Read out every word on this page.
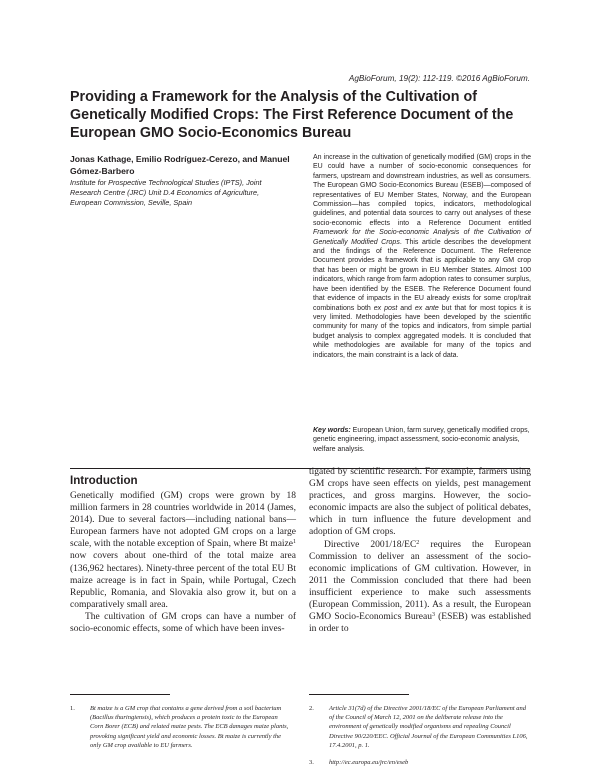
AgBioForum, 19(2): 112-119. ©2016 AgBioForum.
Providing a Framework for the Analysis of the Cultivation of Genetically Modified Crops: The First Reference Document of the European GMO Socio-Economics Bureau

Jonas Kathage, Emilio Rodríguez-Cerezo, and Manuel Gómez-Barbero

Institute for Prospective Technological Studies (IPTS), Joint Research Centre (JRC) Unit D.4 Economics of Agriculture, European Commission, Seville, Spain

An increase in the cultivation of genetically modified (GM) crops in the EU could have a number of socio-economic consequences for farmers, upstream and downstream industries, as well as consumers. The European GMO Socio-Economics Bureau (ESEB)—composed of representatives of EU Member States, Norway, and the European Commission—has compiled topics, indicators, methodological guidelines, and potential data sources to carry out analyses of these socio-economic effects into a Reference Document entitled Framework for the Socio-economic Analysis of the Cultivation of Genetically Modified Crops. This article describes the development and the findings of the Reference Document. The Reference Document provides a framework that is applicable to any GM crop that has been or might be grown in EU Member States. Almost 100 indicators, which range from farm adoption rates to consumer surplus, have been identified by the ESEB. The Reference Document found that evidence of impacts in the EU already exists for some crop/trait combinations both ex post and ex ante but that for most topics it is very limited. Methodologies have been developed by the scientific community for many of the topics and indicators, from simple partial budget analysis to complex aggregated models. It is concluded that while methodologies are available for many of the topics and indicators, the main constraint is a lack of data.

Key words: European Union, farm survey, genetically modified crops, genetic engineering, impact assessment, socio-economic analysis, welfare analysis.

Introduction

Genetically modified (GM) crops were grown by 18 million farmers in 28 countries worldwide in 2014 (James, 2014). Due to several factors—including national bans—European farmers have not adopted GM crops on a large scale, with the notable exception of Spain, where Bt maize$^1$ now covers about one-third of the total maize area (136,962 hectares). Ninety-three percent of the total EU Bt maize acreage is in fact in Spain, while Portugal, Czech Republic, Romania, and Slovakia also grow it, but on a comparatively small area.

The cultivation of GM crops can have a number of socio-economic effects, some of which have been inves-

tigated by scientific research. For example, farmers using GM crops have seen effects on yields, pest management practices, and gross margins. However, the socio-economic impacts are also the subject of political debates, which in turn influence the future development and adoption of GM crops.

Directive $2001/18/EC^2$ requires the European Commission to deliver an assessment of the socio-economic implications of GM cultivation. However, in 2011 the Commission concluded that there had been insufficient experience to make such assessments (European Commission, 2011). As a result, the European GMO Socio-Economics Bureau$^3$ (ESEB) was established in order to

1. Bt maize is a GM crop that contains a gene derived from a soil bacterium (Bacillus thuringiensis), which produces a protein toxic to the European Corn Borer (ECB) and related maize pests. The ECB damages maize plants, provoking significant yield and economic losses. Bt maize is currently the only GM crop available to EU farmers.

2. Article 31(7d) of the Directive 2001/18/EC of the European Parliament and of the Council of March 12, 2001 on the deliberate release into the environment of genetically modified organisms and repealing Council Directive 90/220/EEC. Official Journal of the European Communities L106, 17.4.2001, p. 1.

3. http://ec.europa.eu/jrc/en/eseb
---
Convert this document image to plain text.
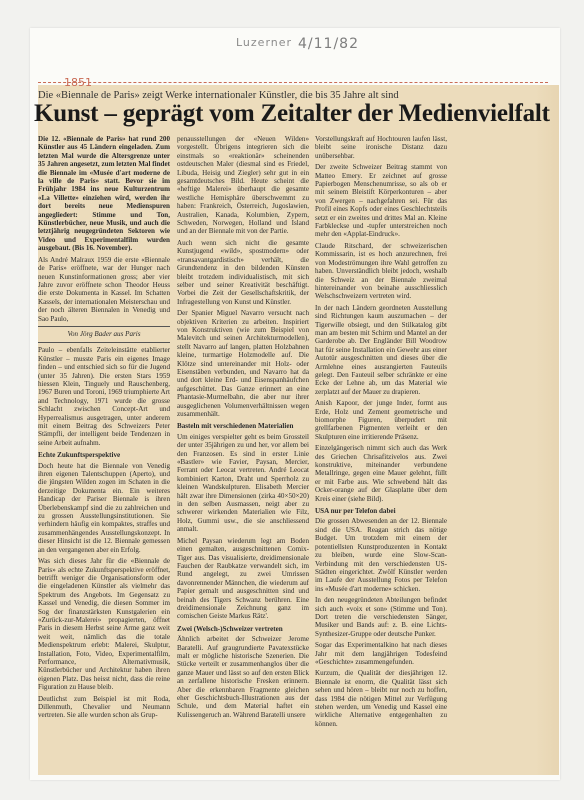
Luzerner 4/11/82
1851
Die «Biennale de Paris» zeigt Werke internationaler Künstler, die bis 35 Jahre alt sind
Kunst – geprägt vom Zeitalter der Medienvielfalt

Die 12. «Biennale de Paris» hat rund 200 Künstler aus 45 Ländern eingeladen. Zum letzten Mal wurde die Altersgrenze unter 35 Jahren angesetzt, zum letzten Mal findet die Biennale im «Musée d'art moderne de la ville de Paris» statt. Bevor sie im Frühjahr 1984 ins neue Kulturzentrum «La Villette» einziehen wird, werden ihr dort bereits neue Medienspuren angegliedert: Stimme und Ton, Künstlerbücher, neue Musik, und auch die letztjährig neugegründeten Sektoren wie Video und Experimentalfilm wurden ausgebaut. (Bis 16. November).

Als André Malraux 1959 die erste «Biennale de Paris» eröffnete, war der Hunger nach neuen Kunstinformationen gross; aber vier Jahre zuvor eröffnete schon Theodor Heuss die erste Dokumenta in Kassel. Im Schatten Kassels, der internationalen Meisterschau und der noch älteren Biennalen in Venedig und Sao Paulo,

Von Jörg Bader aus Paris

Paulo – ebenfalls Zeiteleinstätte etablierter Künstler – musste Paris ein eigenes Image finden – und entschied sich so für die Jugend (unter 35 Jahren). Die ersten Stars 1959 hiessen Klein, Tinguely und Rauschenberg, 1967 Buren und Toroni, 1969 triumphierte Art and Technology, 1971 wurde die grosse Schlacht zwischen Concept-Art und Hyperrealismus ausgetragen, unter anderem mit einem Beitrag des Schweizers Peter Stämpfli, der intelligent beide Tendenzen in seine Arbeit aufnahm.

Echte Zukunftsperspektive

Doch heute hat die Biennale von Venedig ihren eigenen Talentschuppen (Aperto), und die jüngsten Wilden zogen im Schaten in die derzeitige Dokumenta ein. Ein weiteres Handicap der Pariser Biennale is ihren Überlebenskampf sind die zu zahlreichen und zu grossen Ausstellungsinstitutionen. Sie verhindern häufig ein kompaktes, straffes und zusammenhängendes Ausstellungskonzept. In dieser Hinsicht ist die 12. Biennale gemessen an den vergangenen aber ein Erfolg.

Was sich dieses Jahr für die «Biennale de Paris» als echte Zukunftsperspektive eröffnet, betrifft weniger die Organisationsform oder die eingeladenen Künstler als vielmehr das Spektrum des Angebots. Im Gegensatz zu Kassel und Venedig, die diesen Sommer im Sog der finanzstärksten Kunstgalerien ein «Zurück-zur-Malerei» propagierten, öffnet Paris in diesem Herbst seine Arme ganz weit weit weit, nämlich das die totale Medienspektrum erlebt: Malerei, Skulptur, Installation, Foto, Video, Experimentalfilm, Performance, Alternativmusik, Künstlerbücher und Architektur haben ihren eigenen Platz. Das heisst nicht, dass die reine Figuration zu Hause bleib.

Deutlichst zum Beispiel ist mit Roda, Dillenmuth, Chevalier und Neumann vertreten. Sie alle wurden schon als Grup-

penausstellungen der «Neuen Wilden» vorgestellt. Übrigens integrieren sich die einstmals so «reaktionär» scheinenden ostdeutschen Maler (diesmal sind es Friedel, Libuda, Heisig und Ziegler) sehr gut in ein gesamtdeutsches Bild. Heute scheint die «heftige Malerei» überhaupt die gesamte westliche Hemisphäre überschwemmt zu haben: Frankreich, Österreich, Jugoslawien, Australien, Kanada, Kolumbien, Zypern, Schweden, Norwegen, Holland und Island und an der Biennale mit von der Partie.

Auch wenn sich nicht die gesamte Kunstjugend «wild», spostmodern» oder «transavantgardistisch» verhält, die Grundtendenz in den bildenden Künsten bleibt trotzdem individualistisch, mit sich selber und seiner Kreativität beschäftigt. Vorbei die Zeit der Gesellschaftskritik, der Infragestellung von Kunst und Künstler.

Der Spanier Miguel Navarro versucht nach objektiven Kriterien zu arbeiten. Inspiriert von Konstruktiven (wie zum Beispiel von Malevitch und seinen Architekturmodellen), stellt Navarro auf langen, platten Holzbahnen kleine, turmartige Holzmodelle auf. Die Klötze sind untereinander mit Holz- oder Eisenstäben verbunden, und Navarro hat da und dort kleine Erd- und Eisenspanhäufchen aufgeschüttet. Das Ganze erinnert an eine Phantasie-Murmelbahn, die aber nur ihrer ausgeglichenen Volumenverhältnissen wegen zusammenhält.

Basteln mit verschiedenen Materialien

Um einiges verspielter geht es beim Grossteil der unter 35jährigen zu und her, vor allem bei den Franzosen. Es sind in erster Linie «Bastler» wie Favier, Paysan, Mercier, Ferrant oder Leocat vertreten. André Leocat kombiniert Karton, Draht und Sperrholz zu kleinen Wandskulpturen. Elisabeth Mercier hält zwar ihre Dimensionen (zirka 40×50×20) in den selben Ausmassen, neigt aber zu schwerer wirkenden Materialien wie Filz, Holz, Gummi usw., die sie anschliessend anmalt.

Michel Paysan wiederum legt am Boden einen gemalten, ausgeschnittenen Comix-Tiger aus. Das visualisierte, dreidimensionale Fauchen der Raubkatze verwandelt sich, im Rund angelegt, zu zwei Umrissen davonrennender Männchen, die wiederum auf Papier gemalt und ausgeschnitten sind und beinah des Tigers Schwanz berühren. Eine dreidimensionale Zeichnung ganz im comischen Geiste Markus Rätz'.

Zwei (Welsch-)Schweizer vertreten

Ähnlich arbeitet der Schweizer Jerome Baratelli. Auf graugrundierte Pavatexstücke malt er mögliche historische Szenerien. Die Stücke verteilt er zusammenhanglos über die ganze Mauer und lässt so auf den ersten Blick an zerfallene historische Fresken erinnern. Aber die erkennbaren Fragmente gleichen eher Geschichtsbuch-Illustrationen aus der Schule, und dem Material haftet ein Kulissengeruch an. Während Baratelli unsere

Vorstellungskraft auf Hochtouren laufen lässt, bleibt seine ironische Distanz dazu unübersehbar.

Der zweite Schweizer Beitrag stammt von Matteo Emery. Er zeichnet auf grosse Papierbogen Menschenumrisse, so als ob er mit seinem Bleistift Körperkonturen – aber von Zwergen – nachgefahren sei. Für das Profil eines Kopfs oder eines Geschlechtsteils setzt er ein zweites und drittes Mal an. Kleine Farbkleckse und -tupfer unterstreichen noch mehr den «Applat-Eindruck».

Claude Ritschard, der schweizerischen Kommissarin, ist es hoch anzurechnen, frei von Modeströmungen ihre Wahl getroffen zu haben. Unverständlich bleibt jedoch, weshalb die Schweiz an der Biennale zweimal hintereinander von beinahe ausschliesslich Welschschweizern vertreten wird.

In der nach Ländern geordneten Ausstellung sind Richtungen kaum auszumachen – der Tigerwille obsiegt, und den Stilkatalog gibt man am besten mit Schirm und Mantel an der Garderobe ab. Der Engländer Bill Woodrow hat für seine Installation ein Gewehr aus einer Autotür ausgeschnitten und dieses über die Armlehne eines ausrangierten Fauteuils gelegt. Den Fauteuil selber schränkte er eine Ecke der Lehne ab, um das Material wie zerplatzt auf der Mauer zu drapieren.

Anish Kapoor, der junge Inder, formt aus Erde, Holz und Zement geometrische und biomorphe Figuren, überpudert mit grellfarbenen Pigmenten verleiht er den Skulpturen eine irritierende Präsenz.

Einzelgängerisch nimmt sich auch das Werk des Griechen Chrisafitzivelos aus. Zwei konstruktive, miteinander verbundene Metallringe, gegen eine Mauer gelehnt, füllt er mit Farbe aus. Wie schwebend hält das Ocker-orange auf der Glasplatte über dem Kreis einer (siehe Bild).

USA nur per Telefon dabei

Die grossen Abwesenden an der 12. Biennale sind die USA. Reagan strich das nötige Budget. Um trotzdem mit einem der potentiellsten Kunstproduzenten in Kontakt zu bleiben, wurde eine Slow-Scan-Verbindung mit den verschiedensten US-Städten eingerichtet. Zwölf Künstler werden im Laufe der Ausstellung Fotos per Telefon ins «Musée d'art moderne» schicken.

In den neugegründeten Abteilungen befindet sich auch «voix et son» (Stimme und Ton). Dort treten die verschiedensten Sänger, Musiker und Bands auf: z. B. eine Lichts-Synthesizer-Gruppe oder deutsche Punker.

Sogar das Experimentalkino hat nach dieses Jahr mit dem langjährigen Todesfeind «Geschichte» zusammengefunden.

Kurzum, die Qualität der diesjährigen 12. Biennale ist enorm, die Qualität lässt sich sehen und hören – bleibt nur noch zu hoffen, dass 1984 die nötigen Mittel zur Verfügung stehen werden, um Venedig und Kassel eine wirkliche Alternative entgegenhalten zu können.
* * *
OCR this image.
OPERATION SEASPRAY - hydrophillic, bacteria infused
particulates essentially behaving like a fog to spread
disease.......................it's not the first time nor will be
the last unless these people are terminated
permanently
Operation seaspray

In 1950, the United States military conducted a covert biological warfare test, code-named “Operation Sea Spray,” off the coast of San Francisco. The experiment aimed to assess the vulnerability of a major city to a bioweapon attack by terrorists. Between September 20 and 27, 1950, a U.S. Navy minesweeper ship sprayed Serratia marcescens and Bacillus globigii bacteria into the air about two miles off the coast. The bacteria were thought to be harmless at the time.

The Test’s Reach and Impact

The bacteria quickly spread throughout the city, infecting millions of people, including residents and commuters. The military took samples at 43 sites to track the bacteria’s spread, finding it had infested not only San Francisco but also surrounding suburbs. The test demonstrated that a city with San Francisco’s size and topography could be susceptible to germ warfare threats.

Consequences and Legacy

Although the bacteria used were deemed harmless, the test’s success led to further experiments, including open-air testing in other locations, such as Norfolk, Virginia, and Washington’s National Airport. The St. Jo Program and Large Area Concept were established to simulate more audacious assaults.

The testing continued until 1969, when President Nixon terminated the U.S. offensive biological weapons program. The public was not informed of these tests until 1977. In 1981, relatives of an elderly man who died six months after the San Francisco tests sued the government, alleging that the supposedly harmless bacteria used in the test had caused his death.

What is required »
Looking at the material above, please state how many lines include the string "spread", and give only that number.

Solution »
2